GIVEN EXERCISE: Using the records that follow, copy every line containing the word "СОЦИАЛЬНАЯ".

EXTRACTED RECORDS:
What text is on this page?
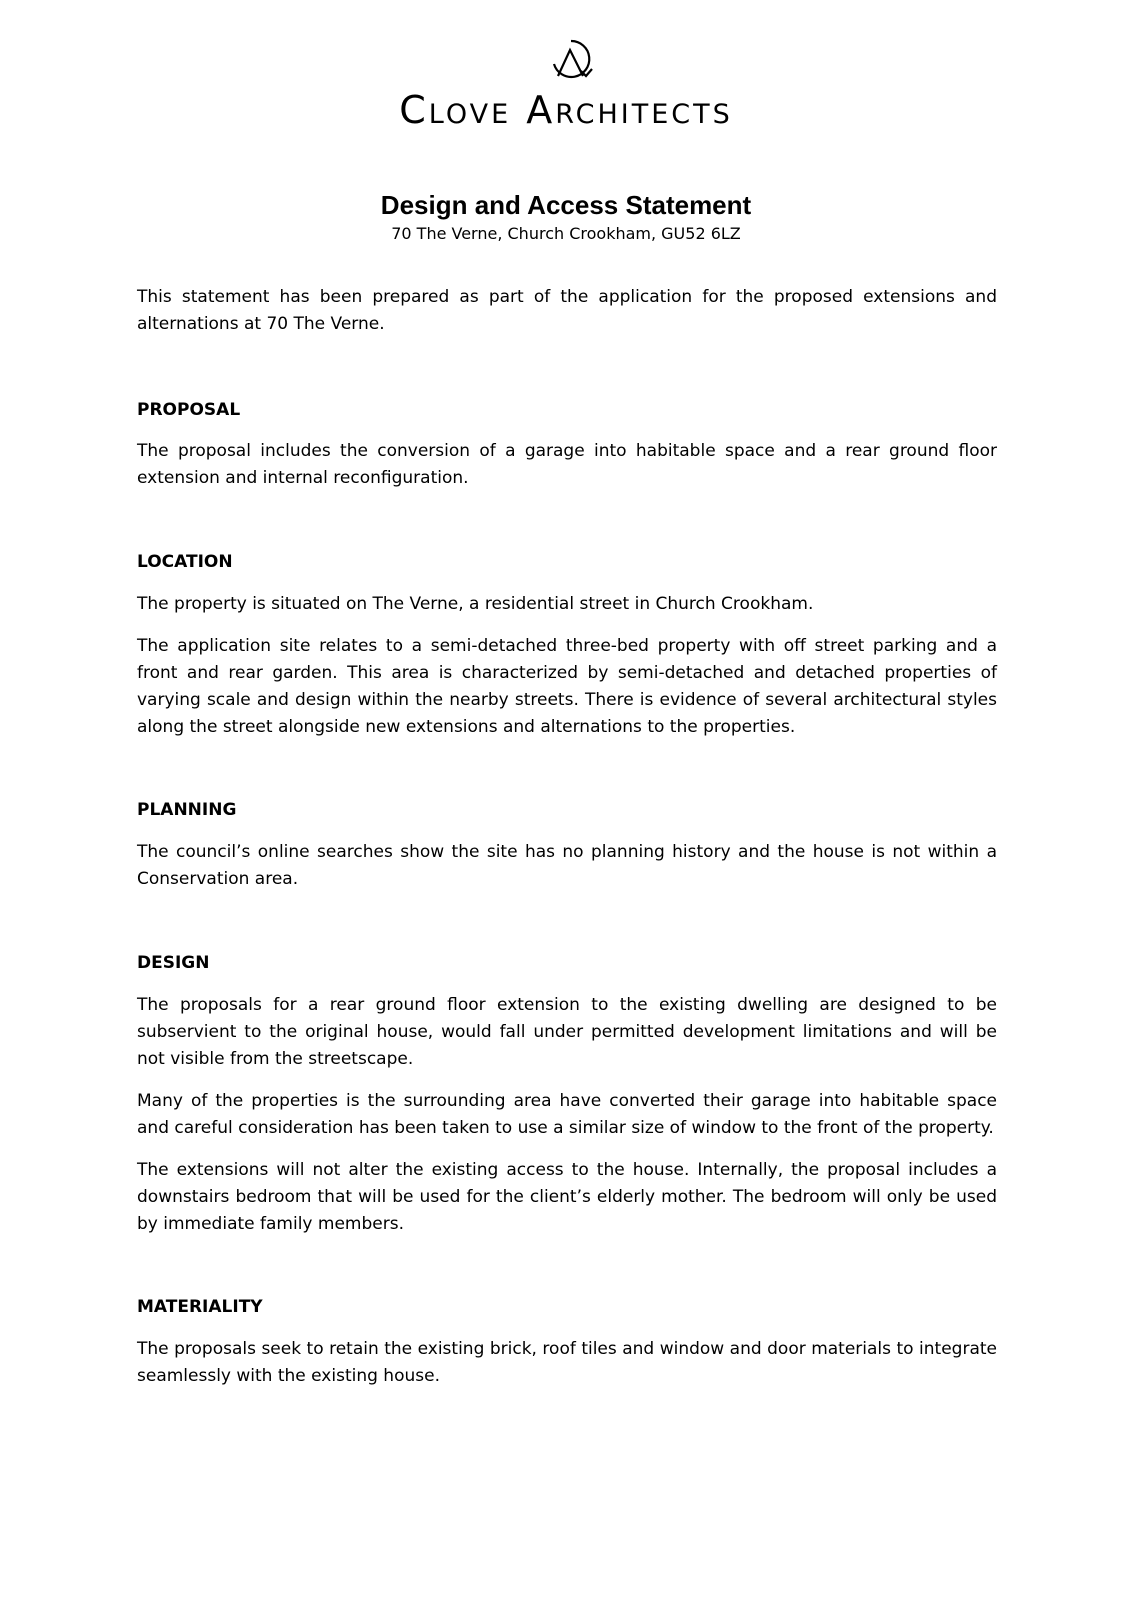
Clove Architects
Design and Access Statement
70 The Verne, Church Crookham, GU52 6LZ

This statement has been prepared as part of the application for the proposed extensions and alternations at 70 The Verne.

PROPOSAL

The proposal includes the conversion of a garage into habitable space and a rear ground floor extension and internal reconfiguration.

LOCATION

The property is situated on The Verne, a residential street in Church Crookham.

The application site relates to a semi-detached three-bed property with off street parking and a front and rear garden. This area is characterized by semi-detached and detached properties of varying scale and design within the nearby streets. There is evidence of several architectural styles along the street alongside new extensions and alternations to the properties.

PLANNING

The council’s online searches show the site has no planning history and the house is not within a Conservation area.

DESIGN

The proposals for a rear ground floor extension to the existing dwelling are designed to be subservient to the original house, would fall under permitted development limitations and will be not visible from the streetscape.

Many of the properties is the surrounding area have converted their garage into habitable space and careful consideration has been taken to use a similar size of window to the front of the property.

The extensions will not alter the existing access to the house. Internally, the proposal includes a downstairs bedroom that will be used for the client’s elderly mother. The bedroom will only be used by immediate family members.

MATERIALITY

The proposals seek to retain the existing brick, roof tiles and window and door materials to integrate seamlessly with the existing house.
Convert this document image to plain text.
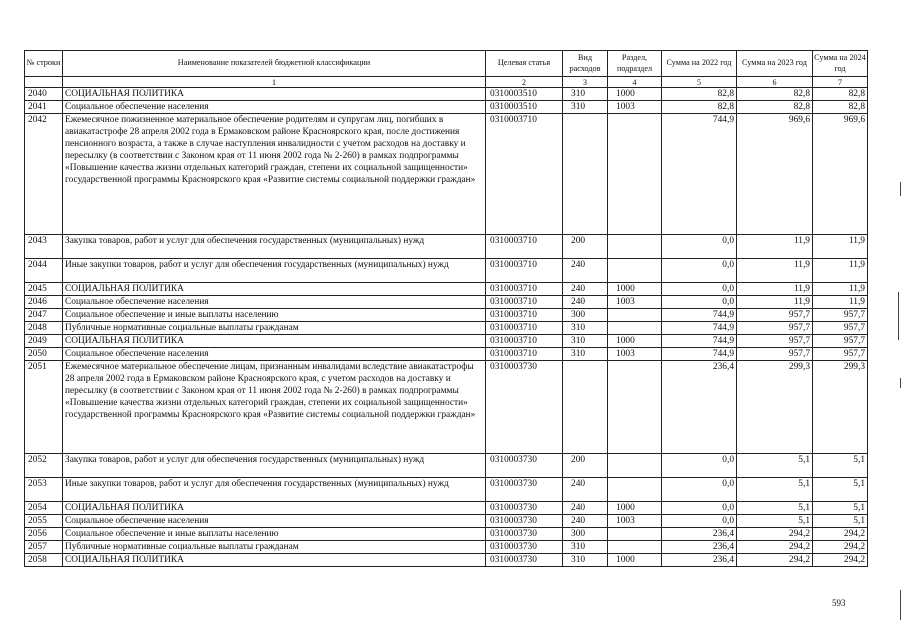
№ строки	Наименование показателей бюджетной классификации	Целевая статья	Вид расходов	Раздел, подраздел	Сумма на 2022 год	Сумма на 2023 год	Сумма на 2024 год
	1	2	3	4	5	6	7
2040	СОЦИАЛЬНАЯ ПОЛИТИКА	0310003510	310	1000	82,8	82,8	82,8
2041	Социальное обеспечение населения	0310003510	310	1003	82,8	82,8	82,8
2042	Ежемесячное пожизненное материальное обеспечение родителям и супругам лиц, погибших в авиакатастрофе 28 апреля 2002 года в Ермаковском районе Красноярского края, после достижения пенсионного возраста, а также в случае наступления инвалидности с учетом расходов на доставку и пересылку (в соответствии с Законом края от 11 июня 2002 года № 2-260) в рамках подпрограммы «Повышение качества жизни отдельных категорий граждан, степени их социальной защищенности» государственной программы Красноярского края «Развитие системы социальной поддержки граждан»	0310003710			744,9	969,6	969,6
2043	Закупка товаров, работ и услуг для обеспечения государственных (муниципальных) нужд	0310003710	200		0,0	11,9	11,9
2044	Иные закупки товаров, работ и услуг для обеспечения государственных (муниципальных) нужд	0310003710	240		0,0	11,9	11,9
2045	СОЦИАЛЬНАЯ ПОЛИТИКА	0310003710	240	1000	0,0	11,9	11,9
2046	Социальное обеспечение населения	0310003710	240	1003	0,0	11,9	11,9
2047	Социальное обеспечение и иные выплаты населению	0310003710	300		744,9	957,7	957,7
2048	Публичные нормативные социальные выплаты гражданам	0310003710	310		744,9	957,7	957,7
2049	СОЦИАЛЬНАЯ ПОЛИТИКА	0310003710	310	1000	744,9	957,7	957,7
2050	Социальное обеспечение населения	0310003710	310	1003	744,9	957,7	957,7
2051	Ежемесячное материальное обеспечение лицам, признанным инвалидами вследствие авиакатастрофы 28 апреля 2002 года в Ермаковском районе Красноярского края, с учетом расходов на доставку и пересылку (в соответствии с Законом края от 11 июня 2002 года № 2-260) в рамках подпрограммы «Повышение качества жизни отдельных категорий граждан, степени их социальной защищенности» государственной программы Красноярского края «Развитие системы социальной поддержки граждан»	0310003730			236,4	299,3	299,3
2052	Закупка товаров, работ и услуг для обеспечения государственных (муниципальных) нужд	0310003730	200		0,0	5,1	5,1
2053	Иные закупки товаров, работ и услуг для обеспечения государственных (муниципальных) нужд	0310003730	240		0,0	5,1	5,1
2054	СОЦИАЛЬНАЯ ПОЛИТИКА	0310003730	240	1000	0,0	5,1	5,1
2055	Социальное обеспечение населения	0310003730	240	1003	0,0	5,1	5,1
2056	Социальное обеспечение и иные выплаты населению	0310003730	300		236,4	294,2	294,2
2057	Публичные нормативные социальные выплаты гражданам	0310003730	310		236,4	294,2	294,2
2058	СОЦИАЛЬНАЯ ПОЛИТИКА	0310003730	310	1000	236,4	294,2	294,2
593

RESPONSE TO THIS EXERCISE:
2040	СОЦИАЛЬНАЯ ПОЛИТИКА	0310003510	310	1000	82,8	82,8	82,8
2045	СОЦИАЛЬНАЯ ПОЛИТИКА	0310003710	240	1000	0,0	11,9	11,9
2049	СОЦИАЛЬНАЯ ПОЛИТИКА	0310003710	310	1000	744,9	957,7	957,7
2054	СОЦИАЛЬНАЯ ПОЛИТИКА	0310003730	240	1000	0,0	5,1	5,1
2058	СОЦИАЛЬНАЯ ПОЛИТИКА	0310003730	310	1000	236,4	294,2	294,2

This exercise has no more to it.